Challenge
Leave out the pictures and repeat the rest of the material exactly.

** Start Dataset entries **

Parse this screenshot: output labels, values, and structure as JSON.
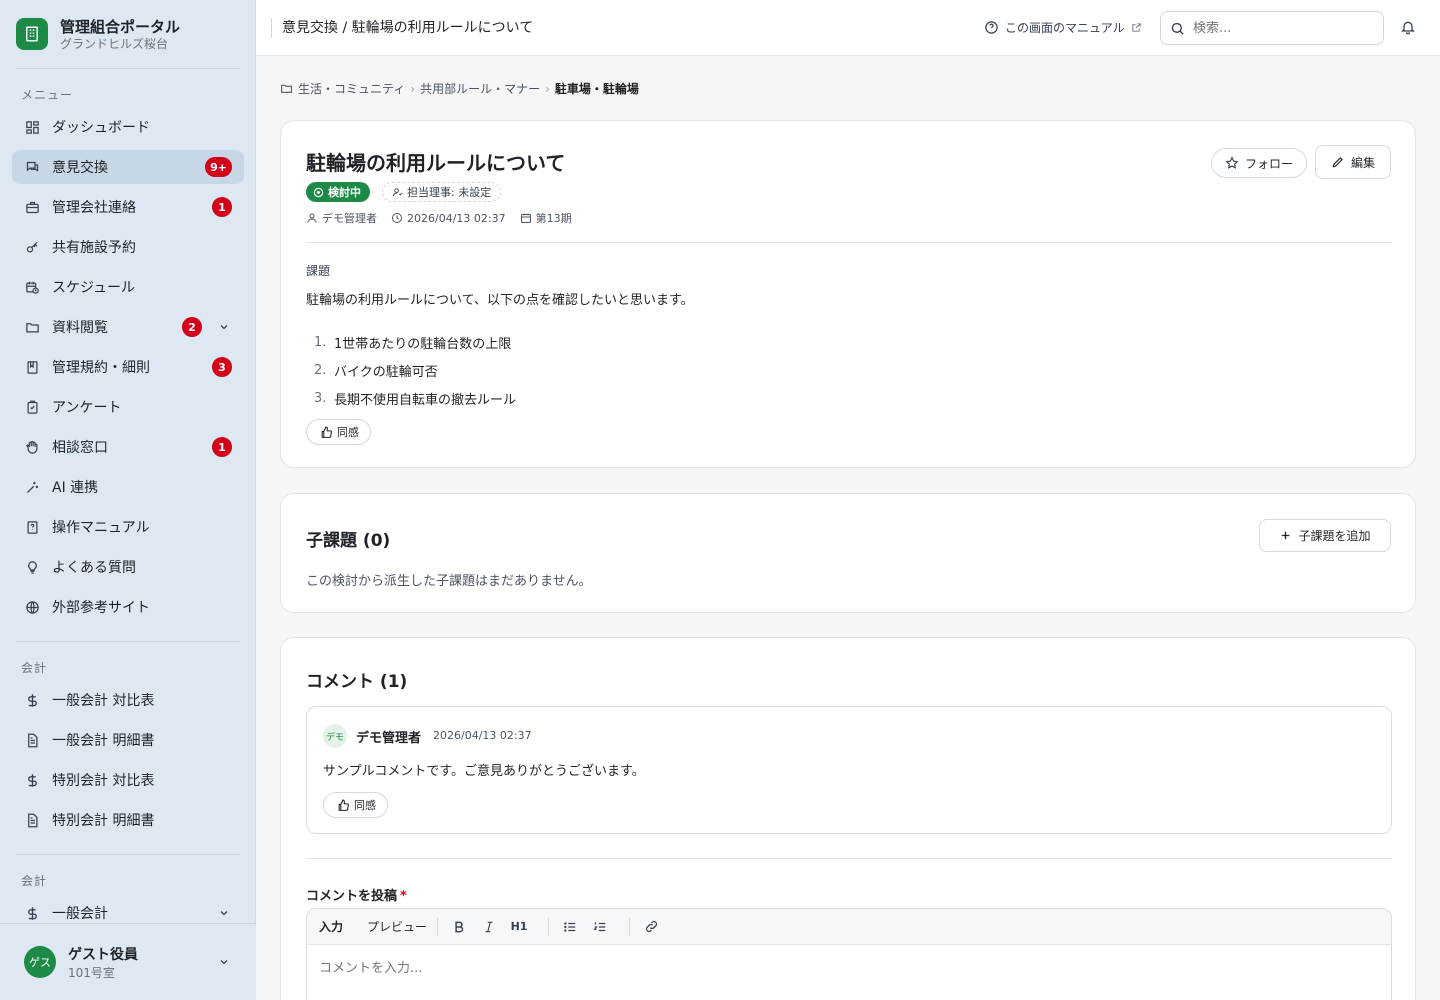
{
  "brand": {
    "title": "管理組合ポータル",
    "subtitle": "グランドヒルズ桜台"
  },
  "sidebar": {
    "section_menu": "メニュー",
    "items": [
      {
        "label": "ダッシュボード",
        "icon": "dashboard-icon"
      },
      {
        "label": "意見交換",
        "icon": "chat-icon",
        "badge": "9+",
        "active": true
      },
      {
        "label": "管理会社連絡",
        "icon": "briefcase-icon",
        "badge": "1"
      },
      {
        "label": "共有施設予約",
        "icon": "key-icon"
      },
      {
        "label": "スケジュール",
        "icon": "calendar-clock-icon"
      },
      {
        "label": "資料閲覧",
        "icon": "folder-icon",
        "badge": "2"
      },
      {
        "label": "管理規約・細則",
        "icon": "book-icon",
        "badge": "3"
      },
      {
        "label": "アンケート",
        "icon": "clipboard-icon"
      },
      {
        "label": "相談窓口",
        "icon": "hand-icon",
        "badge": "1"
      },
      {
        "label": "AI 連携",
        "icon": "sparkle-icon"
      },
      {
        "label": "操作マニュアル",
        "icon": "manual-icon"
      },
      {
        "label": "よくある質問",
        "icon": "lightbulb-icon"
      },
      {
        "label": "外部参考サイト",
        "icon": "globe-icon"
      }
    ],
    "section_accounting": "会計",
    "accounting_items": [
      {
        "label": "一般会計 対比表",
        "icon": "dollar-icon"
      },
      {
        "label": "一般会計 明細書",
        "icon": "document-icon"
      },
      {
        "label": "特別会計 対比表",
        "icon": "dollar-icon"
      },
      {
        "label": "特別会計 明細書",
        "icon": "document-icon"
      }
    ],
    "section_accounting2": "会計",
    "accounting2_items": [
      {
        "label": "一般会計",
        "icon": "dollar-icon"
      }
    ]
  },
  "user": {
    "avatar": "ゲス",
    "name": "ゲスト役員",
    "room": "101号室"
  },
  "header": {
    "crumb": "意見交換 / 駐輪場の利用ルールについて",
    "manual_label": "この画面のマニュアル",
    "search_placeholder": "検索..."
  },
  "breadcrumb": [
    "生活・コミュニティ",
    "共用部ルール・マナー",
    "駐車場・駐輪場"
  ],
  "topic": {
    "title": "駐輪場の利用ルールについて",
    "follow_label": "フォロー",
    "edit_label": "編集",
    "status": "検討中",
    "assignee": "担当理事: 未設定",
    "author": "デモ管理者",
    "datetime": "2026/04/13 02:37",
    "term": "第13期",
    "section_label": "課題",
    "body": "駐輪場の利用ルールについて、以下の点を確認したいと思います。",
    "list": [
      {
        "num": "1.",
        "text": "1世帯あたりの駐輪台数の上限"
      },
      {
        "num": "2.",
        "text": "バイクの駐輪可否"
      },
      {
        "num": "3.",
        "text": "長期不使用自転車の撤去ルール"
      }
    ],
    "agree_label": "同感"
  },
  "subtopics": {
    "heading": "子課題 (0)",
    "add_label": "子課題を追加",
    "empty_text": "この検討から派生した子課題はまだありません。"
  },
  "comments": {
    "heading": "コメント (1)",
    "items": [
      {
        "avatar": "デモ",
        "author": "デモ管理者",
        "time": "2026/04/13 02:37",
        "body": "サンプルコメントです。ご意見ありがとうございます。",
        "agree_label": "同感"
      }
    ],
    "post_label": "コメントを投稿",
    "required_mark": "*",
    "editor": {
      "tab_input": "入力",
      "tab_preview": "プレビュー",
      "h1_label": "H1",
      "placeholder": "コメントを入力..."
    }
  },
  "colors": {
    "accent": "#1e8a48",
    "badge": "#d3001a",
    "sidebar_bg": "#dde8f2"
  }
}
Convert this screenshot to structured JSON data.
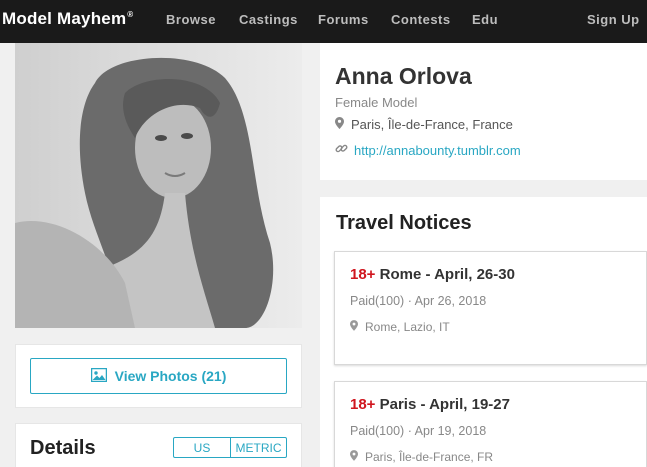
{
  "nav": {
    "logo": "Model Mayhem",
    "logo_mark": "®",
    "links": [
      "Browse",
      "Castings",
      "Forums",
      "Contests",
      "Edu"
    ],
    "signup": "Sign Up"
  },
  "profile": {
    "name": "Anna Orlova",
    "role": "Female Model",
    "location": "Paris, Île-de-France, France",
    "website": "http://annabounty.tumblr.com",
    "view_photos_label": "View Photos (21)"
  },
  "details": {
    "title": "Details",
    "unit_us": "US",
    "unit_metric": "METRIC"
  },
  "travel": {
    "title": "Travel Notices",
    "notices": [
      {
        "age": "18+",
        "title": "Rome - April, 26-30",
        "payment": "Paid(100)",
        "separator": "·",
        "date": "Apr 26, 2018",
        "location": "Rome, Lazio, IT"
      },
      {
        "age": "18+",
        "title": "Paris - April, 19-27",
        "payment": "Paid(100)",
        "separator": "·",
        "date": "Apr 19, 2018",
        "location": "Paris, Île-de-France, FR"
      }
    ]
  },
  "colors": {
    "accent": "#29a7c3",
    "age_red": "#d0161e",
    "nav_bg": "#1a1a1a"
  }
}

** End Dataset entries **

Exercise answer
Parse this screenshot: output labels, values, and structure as JSON.
{
  "brand": {
    "title": "管理組合ポータル",
    "subtitle": "グランドヒルズ桜台"
  },
  "sidebar": {
    "section_menu": "メニュー",
    "items": [
      {
        "label": "ダッシュボード",
        "icon": "dashboard-icon"
      },
      {
        "label": "意見交換",
        "icon": "chat-icon",
        "badge": "9+",
        "active": true
      },
      {
        "label": "管理会社連絡",
        "icon": "briefcase-icon",
        "badge": "1"
      },
      {
        "label": "共有施設予約",
        "icon": "key-icon"
      },
      {
        "label": "スケジュール",
        "icon": "calendar-clock-icon"
      },
      {
        "label": "資料閲覧",
        "icon": "folder-icon",
        "badge": "2"
      },
      {
        "label": "管理規約・細則",
        "icon": "book-icon",
        "badge": "3"
      },
      {
        "label": "アンケート",
        "icon": "clipboard-icon"
      },
      {
        "label": "相談窓口",
        "icon": "hand-icon",
        "badge": "1"
      },
      {
        "label": "AI 連携",
        "icon": "sparkle-icon"
      },
      {
        "label": "操作マニュアル",
        "icon": "manual-icon"
      },
      {
        "label": "よくある質問",
        "icon": "lightbulb-icon"
      },
      {
        "label": "外部参考サイト",
        "icon": "globe-icon"
      }
    ],
    "section_accounting": "会計",
    "accounting_items": [
      {
        "label": "一般会計 対比表",
        "icon": "dollar-icon"
      },
      {
        "label": "一般会計 明細書",
        "icon": "document-icon"
      },
      {
        "label": "特別会計 対比表",
        "icon": "dollar-icon"
      },
      {
        "label": "特別会計 明細書",
        "icon": "document-icon"
      }
    ],
    "section_accounting2": "会計",
    "accounting2_items": [
      {
        "label": "一般会計",
        "icon": "dollar-icon"
      }
    ]
  },
  "user": {
    "avatar": "ゲス",
    "name": "ゲスト役員",
    "room": "101号室"
  },
  "header": {
    "crumb": "意見交換 / 駐輪場の利用ルールについて",
    "manual_label": "この画面のマニュアル",
    "search_placeholder": "検索..."
  },
  "breadcrumb": [
    "生活・コミュニティ",
    "共用部ルール・マナー",
    "駐車場・駐輪場"
  ],
  "topic": {
    "title": "駐輪場の利用ルールについて",
    "follow_label": "フォロー",
    "edit_label": "編集",
    "status": "検討中",
    "assignee": "担当理事: 未設定",
    "author": "デモ管理者",
    "datetime": "2026/04/13 02:37",
    "term": "第13期",
    "section_label": "課題",
    "body": "駐輪場の利用ルールについて、以下の点を確認したいと思います。",
    "list": [
      {
        "num": "1.",
        "text": "1世帯あたりの駐輪台数の上限"
      },
      {
        "num": "2.",
        "text": "バイクの駐輪可否"
      },
      {
        "num": "3.",
        "text": "長期不使用自転車の撤去ルール"
      }
    ],
    "agree_label": "同感"
  },
  "subtopics": {
    "heading": "子課題 (0)",
    "add_label": "子課題を追加",
    "empty_text": "この検討から派生した子課題はまだありません。"
  },
  "comments": {
    "heading": "コメント (1)",
    "items": [
      {
        "avatar": "デモ",
        "author": "デモ管理者",
        "time": "2026/04/13 02:37",
        "body": "サンプルコメントです。ご意見ありがとうございます。",
        "agree_label": "同感"
      }
    ],
    "post_label": "コメントを投稿",
    "required_mark": "*",
    "editor": {
      "tab_input": "入力",
      "tab_preview": "プレビュー",
      "h1_label": "H1",
      "placeholder": "コメントを入力..."
    }
  },
  "colors": {
    "accent": "#1e8a48",
    "badge": "#d3001a",
    "sidebar_bg": "#dde8f2"
  }
}
Convert this screenshot to structured JSON data.
{
  "nav": {
    "logo": "Model Mayhem",
    "logo_mark": "®",
    "links": [
      "Browse",
      "Castings",
      "Forums",
      "Contests",
      "Edu"
    ],
    "signup": "Sign Up"
  },
  "profile": {
    "name": "Anna Orlova",
    "role": "Female Model",
    "location": "Paris, Île-de-France, France",
    "website": "http://annabounty.tumblr.com",
    "view_photos_label": "View Photos (21)"
  },
  "details": {
    "title": "Details",
    "unit_us": "US",
    "unit_metric": "METRIC"
  },
  "travel": {
    "title": "Travel Notices",
    "notices": [
      {
        "age": "18+",
        "title": "Rome - April, 26-30",
        "payment": "Paid(100)",
        "separator": "·",
        "date": "Apr 26, 2018",
        "location": "Rome, Lazio, IT"
      },
      {
        "age": "18+",
        "title": "Paris - April, 19-27",
        "payment": "Paid(100)",
        "separator": "·",
        "date": "Apr 19, 2018",
        "location": "Paris, Île-de-France, FR"
      }
    ]
  },
  "colors": {
    "accent": "#29a7c3",
    "age_red": "#d0161e",
    "nav_bg": "#1a1a1a"
  }
}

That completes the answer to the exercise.